#### Task data ####
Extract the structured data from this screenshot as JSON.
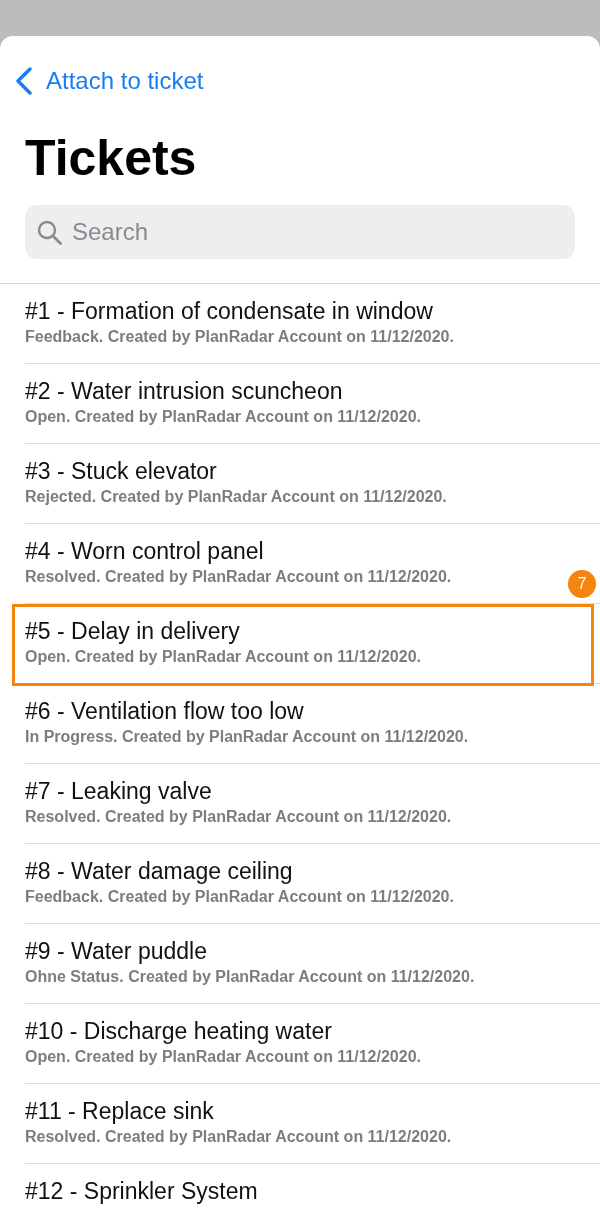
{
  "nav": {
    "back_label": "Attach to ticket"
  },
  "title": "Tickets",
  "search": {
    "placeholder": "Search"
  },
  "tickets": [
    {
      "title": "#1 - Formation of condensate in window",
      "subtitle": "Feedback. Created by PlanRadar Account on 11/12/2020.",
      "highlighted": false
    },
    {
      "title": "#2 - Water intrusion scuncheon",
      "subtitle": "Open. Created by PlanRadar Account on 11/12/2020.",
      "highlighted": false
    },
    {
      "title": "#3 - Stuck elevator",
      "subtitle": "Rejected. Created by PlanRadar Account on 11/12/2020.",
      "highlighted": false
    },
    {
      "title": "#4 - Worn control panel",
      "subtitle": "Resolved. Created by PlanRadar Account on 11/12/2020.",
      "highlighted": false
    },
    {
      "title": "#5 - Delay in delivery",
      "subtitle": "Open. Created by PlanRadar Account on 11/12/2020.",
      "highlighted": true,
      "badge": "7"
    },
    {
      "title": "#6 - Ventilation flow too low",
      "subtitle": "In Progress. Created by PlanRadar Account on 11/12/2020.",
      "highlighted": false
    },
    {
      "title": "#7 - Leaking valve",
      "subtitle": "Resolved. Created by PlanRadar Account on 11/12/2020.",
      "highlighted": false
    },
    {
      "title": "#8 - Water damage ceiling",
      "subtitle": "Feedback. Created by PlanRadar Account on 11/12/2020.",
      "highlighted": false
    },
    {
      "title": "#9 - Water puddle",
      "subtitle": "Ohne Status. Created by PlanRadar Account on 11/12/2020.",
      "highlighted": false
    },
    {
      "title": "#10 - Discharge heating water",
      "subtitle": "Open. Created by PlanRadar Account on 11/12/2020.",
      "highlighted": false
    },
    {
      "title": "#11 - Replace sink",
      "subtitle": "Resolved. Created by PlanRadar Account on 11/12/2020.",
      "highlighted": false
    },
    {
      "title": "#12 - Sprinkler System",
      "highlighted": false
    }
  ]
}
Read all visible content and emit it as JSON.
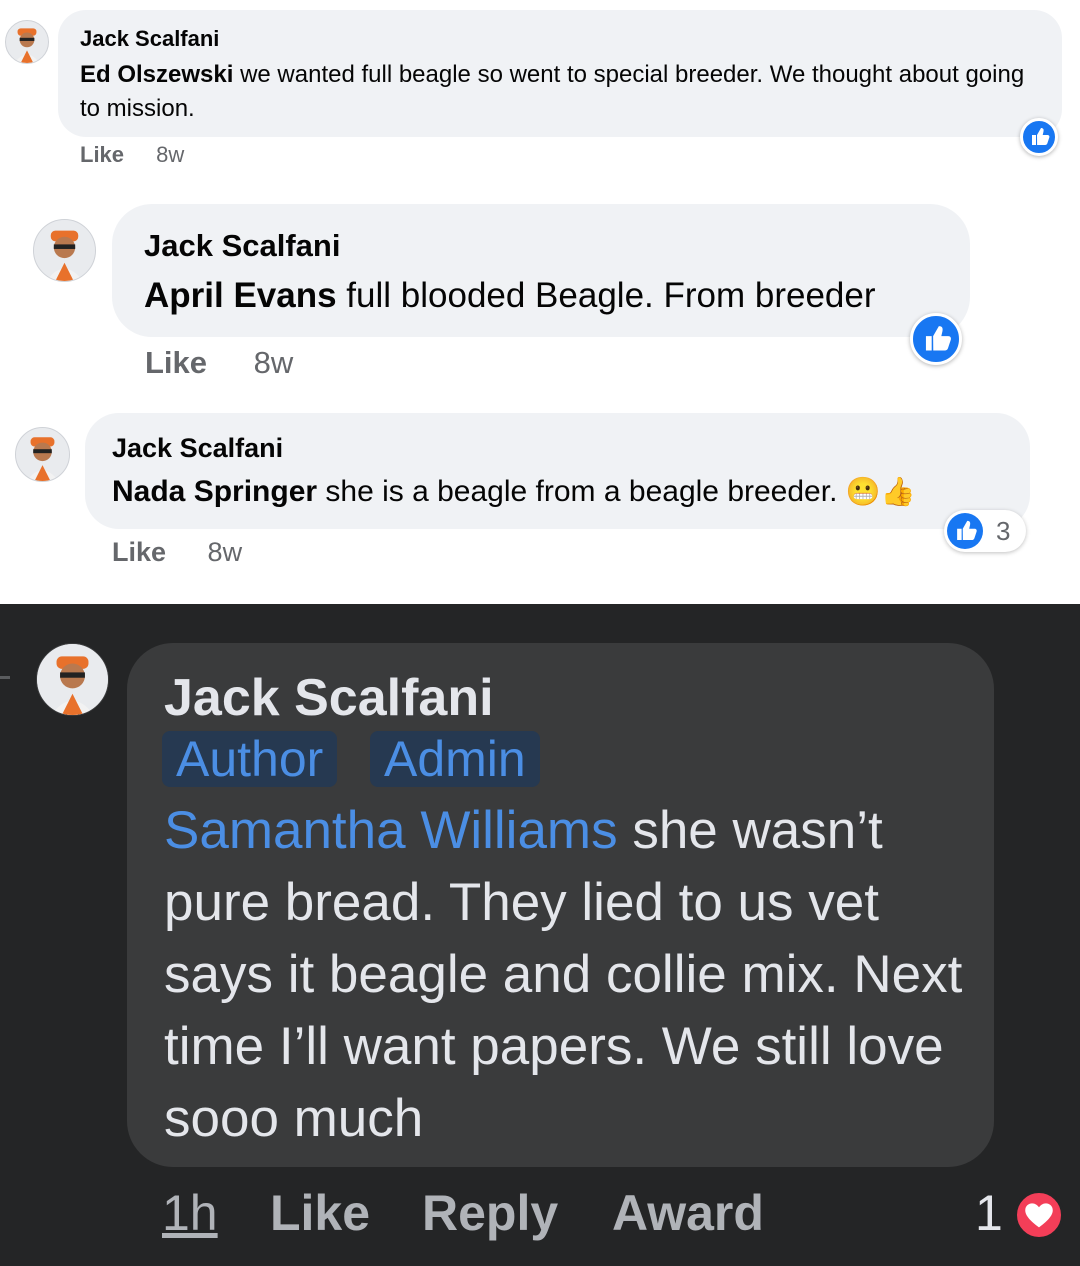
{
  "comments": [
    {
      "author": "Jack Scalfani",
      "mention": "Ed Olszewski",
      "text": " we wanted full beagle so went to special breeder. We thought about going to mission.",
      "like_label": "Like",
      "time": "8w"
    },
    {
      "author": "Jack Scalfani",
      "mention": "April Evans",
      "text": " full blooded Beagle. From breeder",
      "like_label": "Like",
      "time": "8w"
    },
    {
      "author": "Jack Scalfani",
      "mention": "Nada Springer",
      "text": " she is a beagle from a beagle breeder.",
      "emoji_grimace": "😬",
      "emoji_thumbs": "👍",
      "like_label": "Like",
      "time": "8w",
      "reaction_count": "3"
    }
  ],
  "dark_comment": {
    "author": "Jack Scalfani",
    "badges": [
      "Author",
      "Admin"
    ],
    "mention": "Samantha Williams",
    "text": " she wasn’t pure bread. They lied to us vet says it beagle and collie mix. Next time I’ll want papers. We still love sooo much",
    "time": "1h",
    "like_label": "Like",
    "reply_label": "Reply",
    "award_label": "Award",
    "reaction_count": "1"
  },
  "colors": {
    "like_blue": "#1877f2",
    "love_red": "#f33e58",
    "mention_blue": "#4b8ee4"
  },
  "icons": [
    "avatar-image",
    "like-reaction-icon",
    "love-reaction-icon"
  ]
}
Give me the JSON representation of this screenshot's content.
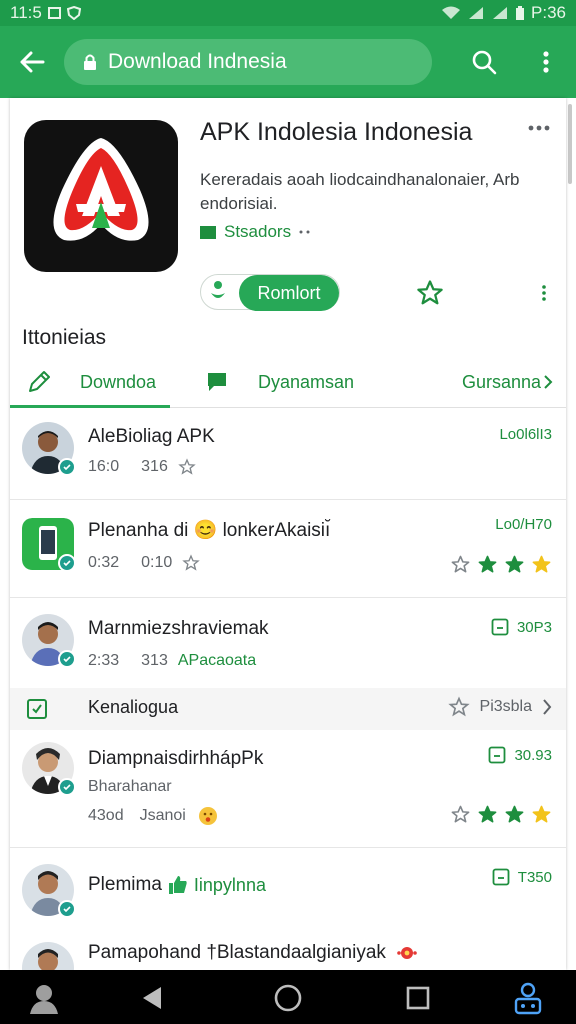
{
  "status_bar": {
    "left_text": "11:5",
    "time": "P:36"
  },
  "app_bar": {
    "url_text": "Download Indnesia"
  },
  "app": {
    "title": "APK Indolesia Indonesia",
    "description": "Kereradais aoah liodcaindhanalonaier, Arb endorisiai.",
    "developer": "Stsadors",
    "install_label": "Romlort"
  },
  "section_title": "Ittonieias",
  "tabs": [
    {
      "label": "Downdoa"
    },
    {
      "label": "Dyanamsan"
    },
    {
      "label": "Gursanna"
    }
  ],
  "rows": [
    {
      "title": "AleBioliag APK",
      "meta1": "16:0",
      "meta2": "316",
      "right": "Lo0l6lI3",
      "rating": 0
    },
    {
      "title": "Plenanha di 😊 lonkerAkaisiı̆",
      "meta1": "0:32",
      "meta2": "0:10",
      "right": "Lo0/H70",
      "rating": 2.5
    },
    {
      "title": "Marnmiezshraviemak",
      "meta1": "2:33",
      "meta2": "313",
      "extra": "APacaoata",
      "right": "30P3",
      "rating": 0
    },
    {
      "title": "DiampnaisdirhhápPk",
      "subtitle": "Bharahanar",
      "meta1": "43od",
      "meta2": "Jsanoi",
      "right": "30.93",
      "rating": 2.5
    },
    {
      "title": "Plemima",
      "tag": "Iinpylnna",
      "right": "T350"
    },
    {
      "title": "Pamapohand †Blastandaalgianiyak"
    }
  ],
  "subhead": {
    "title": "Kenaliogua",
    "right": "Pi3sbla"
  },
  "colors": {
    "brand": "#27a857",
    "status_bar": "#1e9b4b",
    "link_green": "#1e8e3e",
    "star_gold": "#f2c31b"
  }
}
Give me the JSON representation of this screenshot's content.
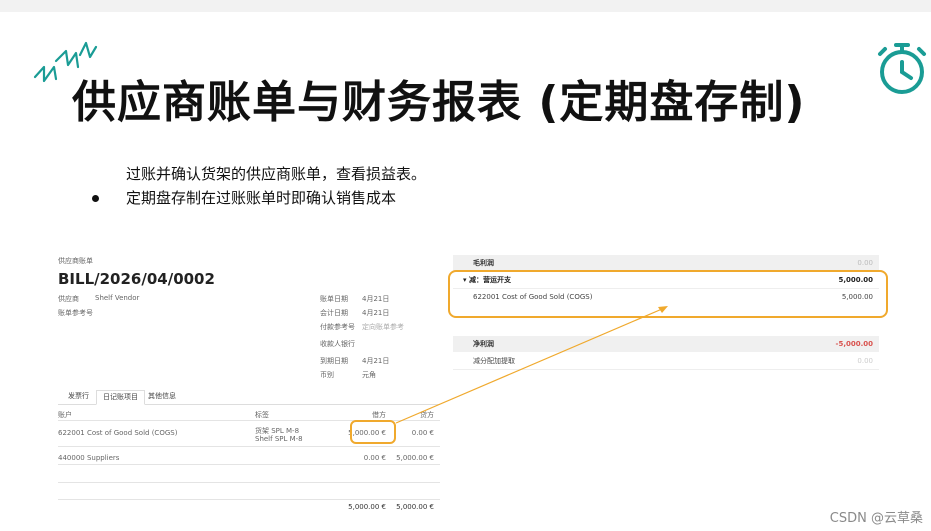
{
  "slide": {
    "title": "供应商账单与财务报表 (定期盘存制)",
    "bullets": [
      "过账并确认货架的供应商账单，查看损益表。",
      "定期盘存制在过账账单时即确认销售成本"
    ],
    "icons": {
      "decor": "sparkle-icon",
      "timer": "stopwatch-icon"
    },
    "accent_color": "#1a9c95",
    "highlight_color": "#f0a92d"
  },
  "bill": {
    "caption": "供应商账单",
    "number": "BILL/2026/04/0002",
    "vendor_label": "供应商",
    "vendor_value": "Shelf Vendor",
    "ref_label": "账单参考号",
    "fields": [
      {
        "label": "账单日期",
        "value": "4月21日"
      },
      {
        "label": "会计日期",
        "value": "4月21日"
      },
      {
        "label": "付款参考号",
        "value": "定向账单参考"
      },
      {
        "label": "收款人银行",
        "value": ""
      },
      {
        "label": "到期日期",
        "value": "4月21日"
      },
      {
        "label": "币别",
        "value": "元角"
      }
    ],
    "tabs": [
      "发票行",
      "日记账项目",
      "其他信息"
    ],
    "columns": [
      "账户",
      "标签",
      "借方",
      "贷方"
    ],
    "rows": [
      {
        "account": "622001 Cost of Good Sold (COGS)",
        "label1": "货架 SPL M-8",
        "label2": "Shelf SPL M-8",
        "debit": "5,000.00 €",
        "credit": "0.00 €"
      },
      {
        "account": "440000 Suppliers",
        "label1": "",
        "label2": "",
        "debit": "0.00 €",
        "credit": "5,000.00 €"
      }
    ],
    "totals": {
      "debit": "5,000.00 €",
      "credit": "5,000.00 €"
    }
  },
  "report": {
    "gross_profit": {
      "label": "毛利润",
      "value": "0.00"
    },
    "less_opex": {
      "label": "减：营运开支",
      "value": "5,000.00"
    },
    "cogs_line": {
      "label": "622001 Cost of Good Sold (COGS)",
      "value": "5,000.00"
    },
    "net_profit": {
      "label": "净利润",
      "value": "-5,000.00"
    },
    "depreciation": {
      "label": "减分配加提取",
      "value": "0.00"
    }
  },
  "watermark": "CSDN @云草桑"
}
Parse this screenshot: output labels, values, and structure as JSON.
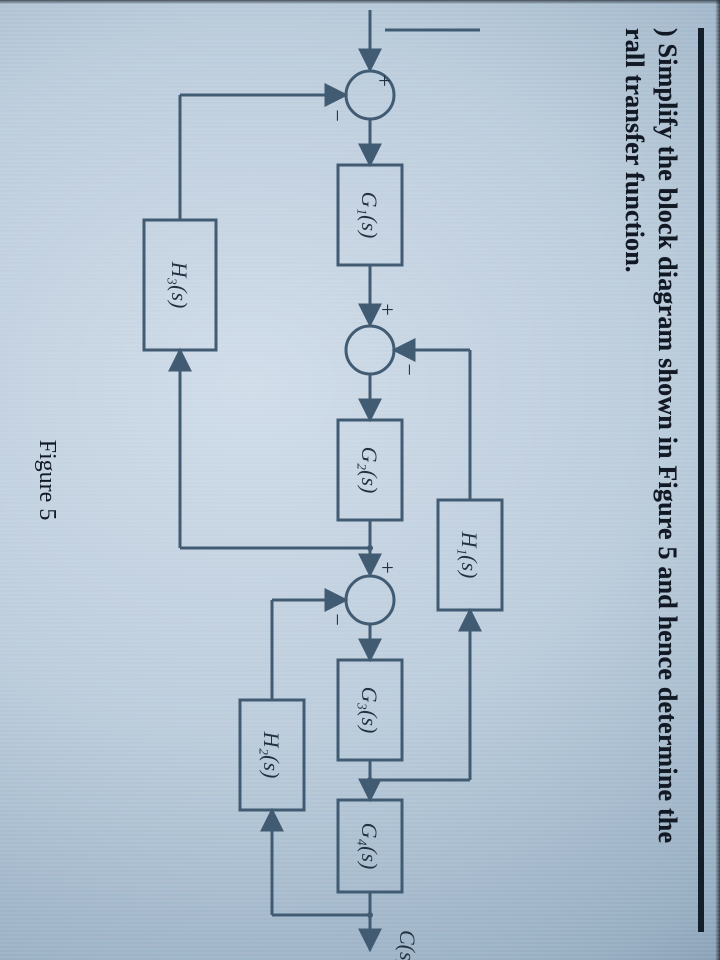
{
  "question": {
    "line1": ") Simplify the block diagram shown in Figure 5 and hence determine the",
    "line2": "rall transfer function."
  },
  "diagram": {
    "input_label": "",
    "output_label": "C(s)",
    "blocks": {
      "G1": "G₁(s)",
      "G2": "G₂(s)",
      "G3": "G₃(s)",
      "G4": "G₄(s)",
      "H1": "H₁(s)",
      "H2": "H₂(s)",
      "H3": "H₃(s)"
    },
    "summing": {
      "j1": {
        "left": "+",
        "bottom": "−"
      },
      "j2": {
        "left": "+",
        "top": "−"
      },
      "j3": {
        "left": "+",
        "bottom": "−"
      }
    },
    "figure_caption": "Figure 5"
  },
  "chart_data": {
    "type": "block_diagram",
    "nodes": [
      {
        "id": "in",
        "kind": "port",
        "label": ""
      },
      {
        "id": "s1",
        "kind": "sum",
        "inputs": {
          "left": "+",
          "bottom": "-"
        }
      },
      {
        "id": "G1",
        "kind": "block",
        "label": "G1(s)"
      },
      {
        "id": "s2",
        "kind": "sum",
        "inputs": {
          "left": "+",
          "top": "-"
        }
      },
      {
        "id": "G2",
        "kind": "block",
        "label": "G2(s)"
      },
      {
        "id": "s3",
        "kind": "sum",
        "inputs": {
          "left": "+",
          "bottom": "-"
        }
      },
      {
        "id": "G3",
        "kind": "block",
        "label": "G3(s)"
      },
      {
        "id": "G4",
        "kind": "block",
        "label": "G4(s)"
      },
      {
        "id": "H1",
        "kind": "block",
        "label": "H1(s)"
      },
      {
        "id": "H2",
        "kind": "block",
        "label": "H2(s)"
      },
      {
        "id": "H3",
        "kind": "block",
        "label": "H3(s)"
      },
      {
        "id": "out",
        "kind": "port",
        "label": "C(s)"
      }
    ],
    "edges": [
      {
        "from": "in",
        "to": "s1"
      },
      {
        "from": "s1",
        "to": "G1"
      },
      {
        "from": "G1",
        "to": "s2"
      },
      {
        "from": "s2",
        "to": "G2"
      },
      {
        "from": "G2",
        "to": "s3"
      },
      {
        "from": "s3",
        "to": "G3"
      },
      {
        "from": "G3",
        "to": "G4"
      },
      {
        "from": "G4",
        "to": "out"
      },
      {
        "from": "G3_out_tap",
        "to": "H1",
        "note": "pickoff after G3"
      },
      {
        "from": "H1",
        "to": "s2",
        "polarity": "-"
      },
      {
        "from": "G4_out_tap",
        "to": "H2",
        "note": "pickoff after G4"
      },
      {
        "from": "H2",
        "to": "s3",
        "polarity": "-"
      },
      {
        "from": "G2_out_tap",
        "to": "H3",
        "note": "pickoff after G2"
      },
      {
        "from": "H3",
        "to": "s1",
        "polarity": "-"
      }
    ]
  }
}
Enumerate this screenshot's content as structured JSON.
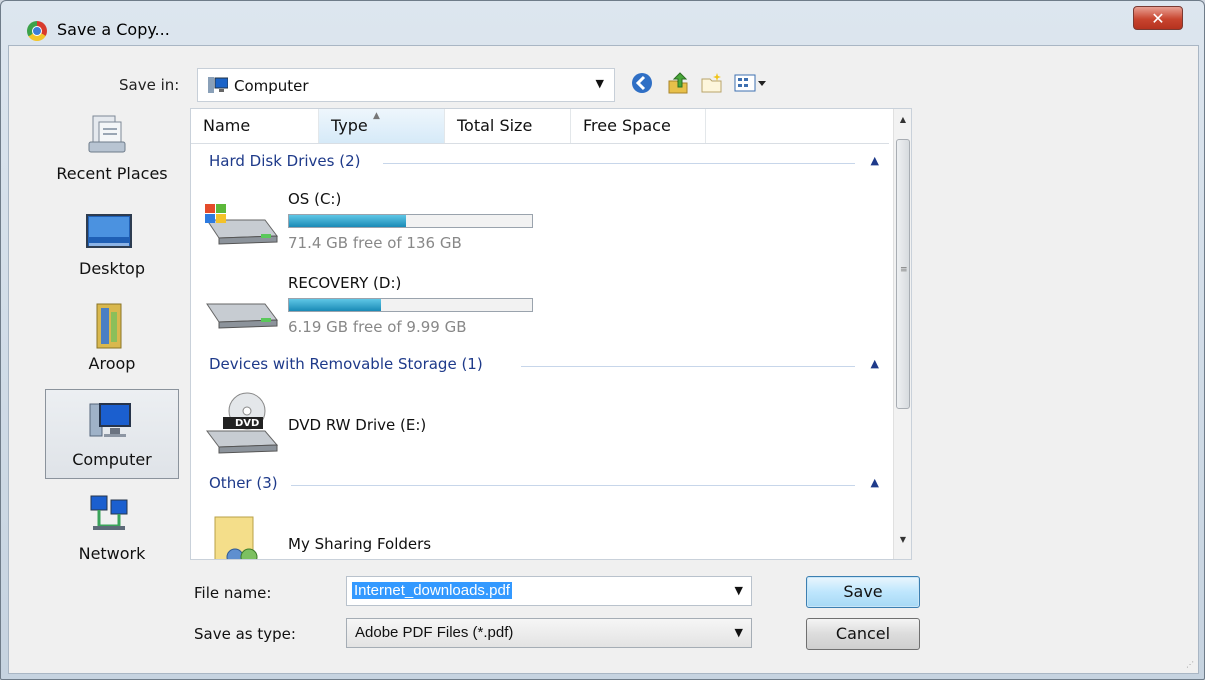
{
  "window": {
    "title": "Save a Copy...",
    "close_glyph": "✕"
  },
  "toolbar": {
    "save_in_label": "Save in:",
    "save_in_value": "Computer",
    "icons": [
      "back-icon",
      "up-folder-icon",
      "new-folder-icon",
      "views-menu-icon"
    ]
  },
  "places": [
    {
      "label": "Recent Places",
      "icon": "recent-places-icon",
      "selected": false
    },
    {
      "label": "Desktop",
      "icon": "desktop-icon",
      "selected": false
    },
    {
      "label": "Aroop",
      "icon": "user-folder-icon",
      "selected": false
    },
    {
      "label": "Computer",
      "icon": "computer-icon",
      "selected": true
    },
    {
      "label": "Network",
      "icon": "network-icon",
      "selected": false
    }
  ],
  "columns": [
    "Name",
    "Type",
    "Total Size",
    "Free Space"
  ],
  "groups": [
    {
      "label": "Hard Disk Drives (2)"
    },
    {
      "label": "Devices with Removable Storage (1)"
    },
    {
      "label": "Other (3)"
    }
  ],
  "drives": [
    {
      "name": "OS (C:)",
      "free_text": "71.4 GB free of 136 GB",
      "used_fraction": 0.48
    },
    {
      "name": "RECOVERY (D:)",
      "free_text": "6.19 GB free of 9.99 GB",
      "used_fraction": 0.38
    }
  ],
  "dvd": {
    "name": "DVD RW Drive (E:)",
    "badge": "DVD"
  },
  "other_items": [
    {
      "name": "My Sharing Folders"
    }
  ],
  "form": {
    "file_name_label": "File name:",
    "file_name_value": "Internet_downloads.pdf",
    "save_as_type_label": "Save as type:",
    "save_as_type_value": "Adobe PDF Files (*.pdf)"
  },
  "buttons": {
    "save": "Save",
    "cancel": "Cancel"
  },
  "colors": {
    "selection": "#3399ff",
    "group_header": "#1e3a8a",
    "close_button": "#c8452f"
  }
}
####
- **Problem to work on**:
Return the lines of the records that include the string "Cost".

- **Written answer**:
        "account": "622001 Cost of Good Sold (COGS)",
      "label": "622001 Cost of Good Sold (COGS)",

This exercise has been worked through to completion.